● STATED GOAL:
Repeat, exactly and completely, the entries shown underneath.
-- BEGIN EXERCISE MATERIALS --
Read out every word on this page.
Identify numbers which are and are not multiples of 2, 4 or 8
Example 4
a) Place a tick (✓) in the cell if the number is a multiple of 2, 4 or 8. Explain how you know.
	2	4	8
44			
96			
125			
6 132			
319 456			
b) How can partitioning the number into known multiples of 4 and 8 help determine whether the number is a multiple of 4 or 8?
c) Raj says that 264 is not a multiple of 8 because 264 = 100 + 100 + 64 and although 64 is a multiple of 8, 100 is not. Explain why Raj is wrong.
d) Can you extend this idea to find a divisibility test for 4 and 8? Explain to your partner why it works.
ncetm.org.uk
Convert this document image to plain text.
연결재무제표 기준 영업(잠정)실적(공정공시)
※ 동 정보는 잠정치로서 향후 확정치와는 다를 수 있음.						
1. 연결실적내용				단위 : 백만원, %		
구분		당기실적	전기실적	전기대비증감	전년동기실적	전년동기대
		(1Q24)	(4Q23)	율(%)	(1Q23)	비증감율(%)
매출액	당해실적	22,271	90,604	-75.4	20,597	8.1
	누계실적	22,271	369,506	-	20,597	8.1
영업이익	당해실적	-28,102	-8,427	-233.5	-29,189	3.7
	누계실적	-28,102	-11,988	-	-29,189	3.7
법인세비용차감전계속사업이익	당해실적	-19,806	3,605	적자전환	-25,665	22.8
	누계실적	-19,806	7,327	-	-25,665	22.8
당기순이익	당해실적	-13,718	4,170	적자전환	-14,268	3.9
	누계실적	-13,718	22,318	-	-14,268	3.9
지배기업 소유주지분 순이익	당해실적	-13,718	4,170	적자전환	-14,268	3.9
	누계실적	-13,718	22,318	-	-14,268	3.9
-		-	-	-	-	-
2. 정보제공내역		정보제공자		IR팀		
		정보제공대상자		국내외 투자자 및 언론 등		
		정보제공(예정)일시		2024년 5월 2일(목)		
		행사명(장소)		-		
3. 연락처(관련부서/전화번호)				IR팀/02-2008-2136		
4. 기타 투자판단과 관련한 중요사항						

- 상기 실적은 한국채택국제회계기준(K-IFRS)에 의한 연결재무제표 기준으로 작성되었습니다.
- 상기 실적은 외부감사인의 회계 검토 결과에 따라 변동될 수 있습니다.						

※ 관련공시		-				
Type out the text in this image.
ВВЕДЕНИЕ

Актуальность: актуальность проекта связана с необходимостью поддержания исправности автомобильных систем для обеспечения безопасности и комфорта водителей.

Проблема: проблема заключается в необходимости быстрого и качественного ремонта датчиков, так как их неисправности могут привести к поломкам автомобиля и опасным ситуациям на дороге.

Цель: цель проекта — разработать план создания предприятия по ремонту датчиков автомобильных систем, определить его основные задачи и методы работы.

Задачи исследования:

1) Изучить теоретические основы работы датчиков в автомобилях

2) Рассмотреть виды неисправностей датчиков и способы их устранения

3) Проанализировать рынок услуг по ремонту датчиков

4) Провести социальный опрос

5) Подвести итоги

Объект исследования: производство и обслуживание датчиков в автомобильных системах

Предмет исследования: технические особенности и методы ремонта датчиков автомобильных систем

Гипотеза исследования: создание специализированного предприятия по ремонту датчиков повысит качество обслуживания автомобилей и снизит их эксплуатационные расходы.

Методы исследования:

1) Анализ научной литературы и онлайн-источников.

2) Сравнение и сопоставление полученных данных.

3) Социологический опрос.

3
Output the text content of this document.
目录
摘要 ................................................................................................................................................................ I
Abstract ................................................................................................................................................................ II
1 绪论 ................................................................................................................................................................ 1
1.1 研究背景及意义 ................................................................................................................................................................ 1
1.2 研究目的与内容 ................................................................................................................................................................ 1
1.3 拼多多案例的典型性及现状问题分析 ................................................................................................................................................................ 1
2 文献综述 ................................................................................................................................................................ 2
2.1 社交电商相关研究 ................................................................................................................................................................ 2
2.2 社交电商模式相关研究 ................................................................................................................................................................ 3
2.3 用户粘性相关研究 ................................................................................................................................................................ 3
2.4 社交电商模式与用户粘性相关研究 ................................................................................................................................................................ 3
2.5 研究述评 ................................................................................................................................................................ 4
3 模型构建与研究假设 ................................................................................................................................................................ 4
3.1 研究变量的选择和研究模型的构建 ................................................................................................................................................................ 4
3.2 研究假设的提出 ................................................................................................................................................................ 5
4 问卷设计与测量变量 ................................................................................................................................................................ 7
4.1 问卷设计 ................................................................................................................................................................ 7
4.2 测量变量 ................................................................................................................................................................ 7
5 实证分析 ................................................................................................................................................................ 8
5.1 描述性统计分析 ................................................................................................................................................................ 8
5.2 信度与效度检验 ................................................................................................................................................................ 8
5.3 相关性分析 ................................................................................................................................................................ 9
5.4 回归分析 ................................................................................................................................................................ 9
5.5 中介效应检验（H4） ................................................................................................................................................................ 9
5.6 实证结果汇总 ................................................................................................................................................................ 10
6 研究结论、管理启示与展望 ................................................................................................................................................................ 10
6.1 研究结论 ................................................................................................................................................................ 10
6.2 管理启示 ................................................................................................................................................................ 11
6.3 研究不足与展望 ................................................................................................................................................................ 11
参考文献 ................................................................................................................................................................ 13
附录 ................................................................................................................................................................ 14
-- END EXERCISE MATERIALS --
● RESPONSE FOR THIS EXERCISE:
Read out every word on this page.
Identify numbers which are and are not multiples of 2, 4 or 8
Example 4
a) Place a tick (✓) in the cell if the number is a multiple of 2, 4 or 8. Explain how you know.
	2	4	8
44			
96			
125			
6 132			
319 456			
b) How can partitioning the number into known multiples of 4 and 8 help determine whether the number is a multiple of 4 or 8?
c) Raj says that 264 is not a multiple of 8 because 264 = 100 + 100 + 64 and although 64 is a multiple of 8, 100 is not. Explain why Raj is wrong.
d) Can you extend this idea to find a divisibility test for 4 and 8? Explain to your partner why it works.
ncetm.org.uk
Convert this document image to plain text.
연결재무제표 기준 영업(잠정)실적(공정공시)
※ 동 정보는 잠정치로서 향후 확정치와는 다를 수 있음.						
1. 연결실적내용				단위 : 백만원, %		
구분		당기실적	전기실적	전기대비증감	전년동기실적	전년동기대
		(1Q24)	(4Q23)	율(%)	(1Q23)	비증감율(%)
매출액	당해실적	22,271	90,604	-75.4	20,597	8.1
	누계실적	22,271	369,506	-	20,597	8.1
영업이익	당해실적	-28,102	-8,427	-233.5	-29,189	3.7
	누계실적	-28,102	-11,988	-	-29,189	3.7
법인세비용차감전계속사업이익	당해실적	-19,806	3,605	적자전환	-25,665	22.8
	누계실적	-19,806	7,327	-	-25,665	22.8
당기순이익	당해실적	-13,718	4,170	적자전환	-14,268	3.9
	누계실적	-13,718	22,318	-	-14,268	3.9
지배기업 소유주지분 순이익	당해실적	-13,718	4,170	적자전환	-14,268	3.9
	누계실적	-13,718	22,318	-	-14,268	3.9
-		-	-	-	-	-
2. 정보제공내역		정보제공자		IR팀		
		정보제공대상자		국내외 투자자 및 언론 등		
		정보제공(예정)일시		2024년 5월 2일(목)		
		행사명(장소)		-		
3. 연락처(관련부서/전화번호)				IR팀/02-2008-2136		
4. 기타 투자판단과 관련한 중요사항						

- 상기 실적은 한국채택국제회계기준(K-IFRS)에 의한 연결재무제표 기준으로 작성되었습니다.
- 상기 실적은 외부감사인의 회계 검토 결과에 따라 변동될 수 있습니다.						

※ 관련공시		-				
Type out the text in this image.
ВВЕДЕНИЕ

Актуальность: актуальность проекта связана с необходимостью поддержания исправности автомобильных систем для обеспечения безопасности и комфорта водителей.

Проблема: проблема заключается в необходимости быстрого и качественного ремонта датчиков, так как их неисправности могут привести к поломкам автомобиля и опасным ситуациям на дороге.

Цель: цель проекта — разработать план создания предприятия по ремонту датчиков автомобильных систем, определить его основные задачи и методы работы.

Задачи исследования:

1) Изучить теоретические основы работы датчиков в автомобилях

2) Рассмотреть виды неисправностей датчиков и способы их устранения

3) Проанализировать рынок услуг по ремонту датчиков

4) Провести социальный опрос

5) Подвести итоги

Объект исследования: производство и обслуживание датчиков в автомобильных системах

Предмет исследования: технические особенности и методы ремонта датчиков автомобильных систем

Гипотеза исследования: создание специализированного предприятия по ремонту датчиков повысит качество обслуживания автомобилей и снизит их эксплуатационные расходы.

Методы исследования:

1) Анализ научной литературы и онлайн-источников.

2) Сравнение и сопоставление полученных данных.

3) Социологический опрос.

3
Output the text content of this document.
目录
摘要 ................................................................................................................................................................ I
Abstract ................................................................................................................................................................ II
1 绪论 ................................................................................................................................................................ 1
1.1 研究背景及意义 ................................................................................................................................................................ 1
1.2 研究目的与内容 ................................................................................................................................................................ 1
1.3 拼多多案例的典型性及现状问题分析 ................................................................................................................................................................ 1
2 文献综述 ................................................................................................................................................................ 2
2.1 社交电商相关研究 ................................................................................................................................................................ 2
2.2 社交电商模式相关研究 ................................................................................................................................................................ 3
2.3 用户粘性相关研究 ................................................................................................................................................................ 3
2.4 社交电商模式与用户粘性相关研究 ................................................................................................................................................................ 3
2.5 研究述评 ................................................................................................................................................................ 4
3 模型构建与研究假设 ................................................................................................................................................................ 4
3.1 研究变量的选择和研究模型的构建 ................................................................................................................................................................ 4
3.2 研究假设的提出 ................................................................................................................................................................ 5
4 问卷设计与测量变量 ................................................................................................................................................................ 7
4.1 问卷设计 ................................................................................................................................................................ 7
4.2 测量变量 ................................................................................................................................................................ 7
5 实证分析 ................................................................................................................................................................ 8
5.1 描述性统计分析 ................................................................................................................................................................ 8
5.2 信度与效度检验 ................................................................................................................................................................ 8
5.3 相关性分析 ................................................................................................................................................................ 9
5.4 回归分析 ................................................................................................................................................................ 9
5.5 中介效应检验（H4） ................................................................................................................................................................ 9
5.6 实证结果汇总 ................................................................................................................................................................ 10
6 研究结论、管理启示与展望 ................................................................................................................................................................ 10
6.1 研究结论 ................................................................................................................................................................ 10
6.2 管理启示 ................................................................................................................................................................ 11
6.3 研究不足与展望 ................................................................................................................................................................ 11
参考文献 ................................................................................................................................................................ 13
附录 ................................................................................................................................................................ 14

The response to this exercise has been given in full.